• **WRITTEN EXERCISE**:
Copy verbatim the stretch of records from the line containing "What elements are in" through the line containing "x-axis: 0 20", both included.

• **PROVIDED DATA**:

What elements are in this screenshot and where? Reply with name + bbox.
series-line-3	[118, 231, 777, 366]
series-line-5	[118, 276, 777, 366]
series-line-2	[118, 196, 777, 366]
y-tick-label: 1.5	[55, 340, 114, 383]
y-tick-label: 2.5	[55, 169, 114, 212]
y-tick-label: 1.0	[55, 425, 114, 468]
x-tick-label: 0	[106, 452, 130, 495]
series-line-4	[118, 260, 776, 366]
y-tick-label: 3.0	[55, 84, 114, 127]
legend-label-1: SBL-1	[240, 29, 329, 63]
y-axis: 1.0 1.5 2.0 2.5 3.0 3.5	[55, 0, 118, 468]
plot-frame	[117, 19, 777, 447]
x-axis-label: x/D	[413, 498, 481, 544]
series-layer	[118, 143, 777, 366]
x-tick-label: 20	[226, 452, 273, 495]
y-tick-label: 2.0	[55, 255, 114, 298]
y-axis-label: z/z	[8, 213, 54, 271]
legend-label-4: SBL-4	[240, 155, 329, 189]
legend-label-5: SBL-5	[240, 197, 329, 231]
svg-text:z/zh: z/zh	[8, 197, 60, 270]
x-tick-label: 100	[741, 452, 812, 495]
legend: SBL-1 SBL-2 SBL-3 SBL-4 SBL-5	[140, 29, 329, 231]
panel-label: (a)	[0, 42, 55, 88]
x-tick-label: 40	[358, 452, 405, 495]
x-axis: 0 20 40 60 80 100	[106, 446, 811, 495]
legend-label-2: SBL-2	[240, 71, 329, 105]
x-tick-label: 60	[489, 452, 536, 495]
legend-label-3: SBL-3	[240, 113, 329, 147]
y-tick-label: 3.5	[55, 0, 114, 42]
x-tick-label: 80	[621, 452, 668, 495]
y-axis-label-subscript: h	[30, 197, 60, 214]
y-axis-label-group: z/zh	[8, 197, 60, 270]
...
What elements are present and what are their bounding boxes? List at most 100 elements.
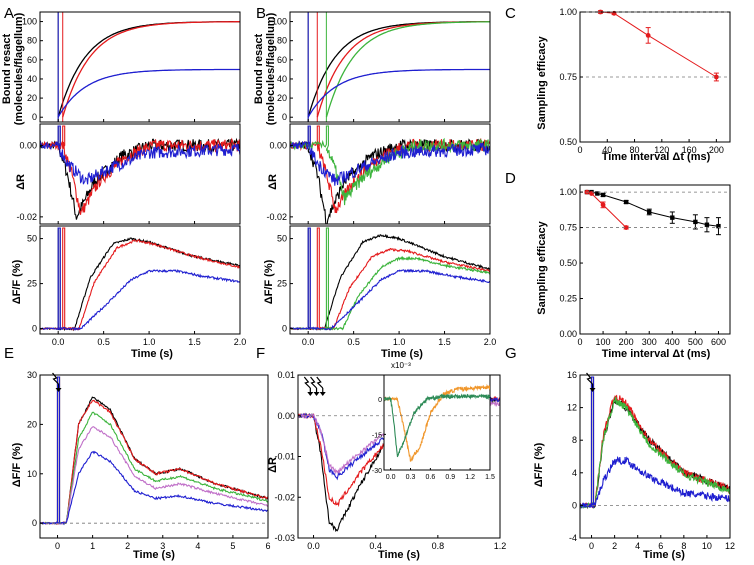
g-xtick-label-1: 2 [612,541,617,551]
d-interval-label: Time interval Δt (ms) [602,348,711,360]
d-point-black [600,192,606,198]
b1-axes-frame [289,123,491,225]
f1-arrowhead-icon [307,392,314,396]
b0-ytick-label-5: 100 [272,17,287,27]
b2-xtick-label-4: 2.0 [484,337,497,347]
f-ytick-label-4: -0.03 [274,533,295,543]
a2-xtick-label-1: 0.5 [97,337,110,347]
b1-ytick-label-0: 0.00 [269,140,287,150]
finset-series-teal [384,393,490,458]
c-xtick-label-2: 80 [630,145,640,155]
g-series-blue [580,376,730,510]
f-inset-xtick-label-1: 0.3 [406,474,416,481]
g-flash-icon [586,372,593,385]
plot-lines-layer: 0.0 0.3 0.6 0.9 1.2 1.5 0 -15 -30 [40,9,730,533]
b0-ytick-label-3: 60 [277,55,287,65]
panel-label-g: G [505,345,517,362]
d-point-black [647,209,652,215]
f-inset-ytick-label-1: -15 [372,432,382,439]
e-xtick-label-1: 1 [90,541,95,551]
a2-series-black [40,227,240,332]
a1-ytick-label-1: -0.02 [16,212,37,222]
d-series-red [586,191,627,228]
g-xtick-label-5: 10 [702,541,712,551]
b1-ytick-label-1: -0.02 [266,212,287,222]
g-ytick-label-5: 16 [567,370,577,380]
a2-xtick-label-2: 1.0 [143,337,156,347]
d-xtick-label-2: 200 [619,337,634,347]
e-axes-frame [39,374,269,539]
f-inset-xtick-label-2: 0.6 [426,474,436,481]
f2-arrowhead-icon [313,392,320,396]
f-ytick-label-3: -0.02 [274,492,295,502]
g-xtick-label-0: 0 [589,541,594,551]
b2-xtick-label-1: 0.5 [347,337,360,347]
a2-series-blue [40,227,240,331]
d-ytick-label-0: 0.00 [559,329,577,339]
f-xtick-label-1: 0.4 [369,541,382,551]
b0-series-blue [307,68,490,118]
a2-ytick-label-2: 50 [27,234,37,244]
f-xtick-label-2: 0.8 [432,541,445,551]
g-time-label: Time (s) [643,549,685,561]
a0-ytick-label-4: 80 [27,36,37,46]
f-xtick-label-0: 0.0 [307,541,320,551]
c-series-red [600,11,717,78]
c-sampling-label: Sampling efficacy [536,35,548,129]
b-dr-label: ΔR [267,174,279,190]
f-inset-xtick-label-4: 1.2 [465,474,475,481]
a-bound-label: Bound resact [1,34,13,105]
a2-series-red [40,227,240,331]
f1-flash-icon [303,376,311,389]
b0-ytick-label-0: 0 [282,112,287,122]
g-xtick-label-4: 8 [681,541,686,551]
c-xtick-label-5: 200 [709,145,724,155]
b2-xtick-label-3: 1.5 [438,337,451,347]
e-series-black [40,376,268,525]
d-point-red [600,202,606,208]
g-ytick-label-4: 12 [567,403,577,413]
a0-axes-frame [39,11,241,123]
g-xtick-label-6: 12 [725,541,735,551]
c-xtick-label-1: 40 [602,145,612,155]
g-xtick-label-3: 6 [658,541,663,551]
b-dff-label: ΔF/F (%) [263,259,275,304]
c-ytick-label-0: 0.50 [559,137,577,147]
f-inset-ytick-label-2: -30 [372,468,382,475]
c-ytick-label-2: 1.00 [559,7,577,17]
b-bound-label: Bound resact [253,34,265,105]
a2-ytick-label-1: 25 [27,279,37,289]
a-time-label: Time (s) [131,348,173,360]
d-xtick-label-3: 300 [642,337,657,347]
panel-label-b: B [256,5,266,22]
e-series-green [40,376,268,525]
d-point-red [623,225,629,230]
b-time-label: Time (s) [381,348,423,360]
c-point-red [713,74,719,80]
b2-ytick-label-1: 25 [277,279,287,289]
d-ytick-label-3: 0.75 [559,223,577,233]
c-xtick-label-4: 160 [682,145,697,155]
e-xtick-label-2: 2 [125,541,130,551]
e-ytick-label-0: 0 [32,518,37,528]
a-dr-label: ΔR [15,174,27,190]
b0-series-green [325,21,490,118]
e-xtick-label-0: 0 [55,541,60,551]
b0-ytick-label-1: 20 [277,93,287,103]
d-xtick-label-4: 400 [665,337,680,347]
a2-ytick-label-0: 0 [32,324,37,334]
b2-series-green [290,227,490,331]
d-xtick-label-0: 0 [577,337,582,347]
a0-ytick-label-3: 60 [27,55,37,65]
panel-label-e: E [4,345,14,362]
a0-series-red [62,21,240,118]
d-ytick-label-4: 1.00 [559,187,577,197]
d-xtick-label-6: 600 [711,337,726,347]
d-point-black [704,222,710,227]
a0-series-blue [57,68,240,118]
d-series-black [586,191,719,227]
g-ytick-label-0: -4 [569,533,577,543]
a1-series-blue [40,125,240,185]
==
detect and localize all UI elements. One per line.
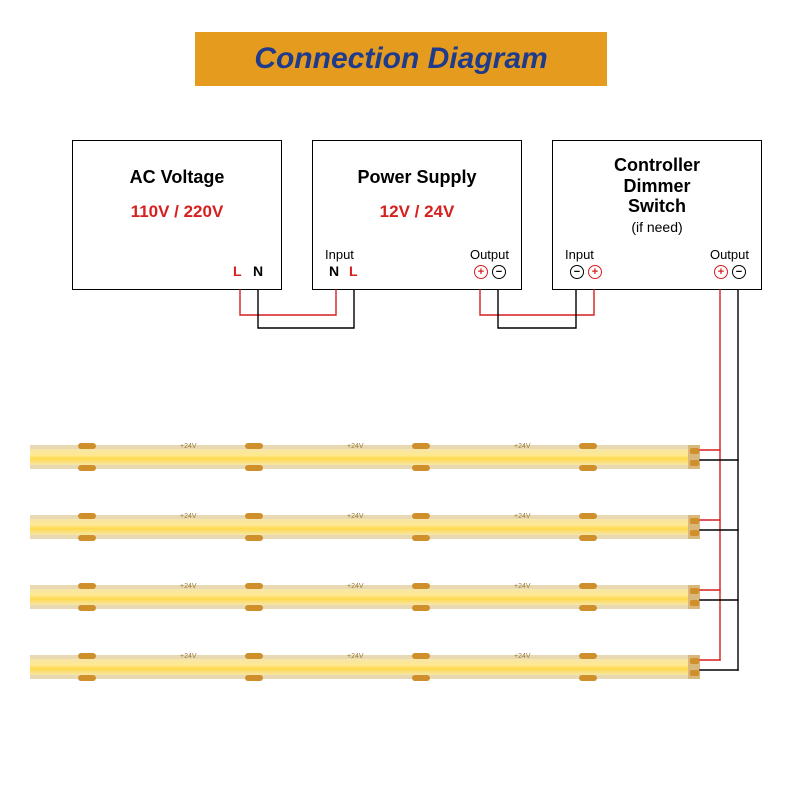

• **RESPONSE**:
What elements are in this screenshot and where? Reply with name + bbox.
series-line-3	[118, 231, 777, 366]
series-line-5	[118, 276, 777, 366]
series-line-2	[118, 196, 777, 366]
y-tick-label: 1.5	[55, 340, 114, 383]
y-tick-label: 2.5	[55, 169, 114, 212]
y-tick-label: 1.0	[55, 425, 114, 468]
x-tick-label: 0	[106, 452, 130, 495]
series-line-4	[118, 260, 776, 366]
y-tick-label: 3.0	[55, 84, 114, 127]
legend-label-1: SBL-1	[240, 29, 329, 63]
y-axis: 1.0 1.5 2.0 2.5 3.0 3.5	[55, 0, 118, 468]
plot-frame	[117, 19, 777, 447]
x-axis-label: x/D	[413, 498, 481, 544]
series-layer	[118, 143, 777, 366]
x-tick-label: 20	[226, 452, 273, 495]
y-tick-label: 2.0	[55, 255, 114, 298]
y-axis-label: z/z	[8, 213, 54, 271]
legend-label-4: SBL-4	[240, 155, 329, 189]
legend-label-5: SBL-5	[240, 197, 329, 231]
svg-text:z/zh: z/zh	[8, 197, 60, 270]
x-tick-label: 100	[741, 452, 812, 495]
legend: SBL-1 SBL-2 SBL-3 SBL-4 SBL-5	[140, 29, 329, 231]
panel-label: (a)	[0, 42, 55, 88]
x-tick-label: 40	[358, 452, 405, 495]
x-axis: 0 20 40 60 80 100	[106, 446, 811, 495]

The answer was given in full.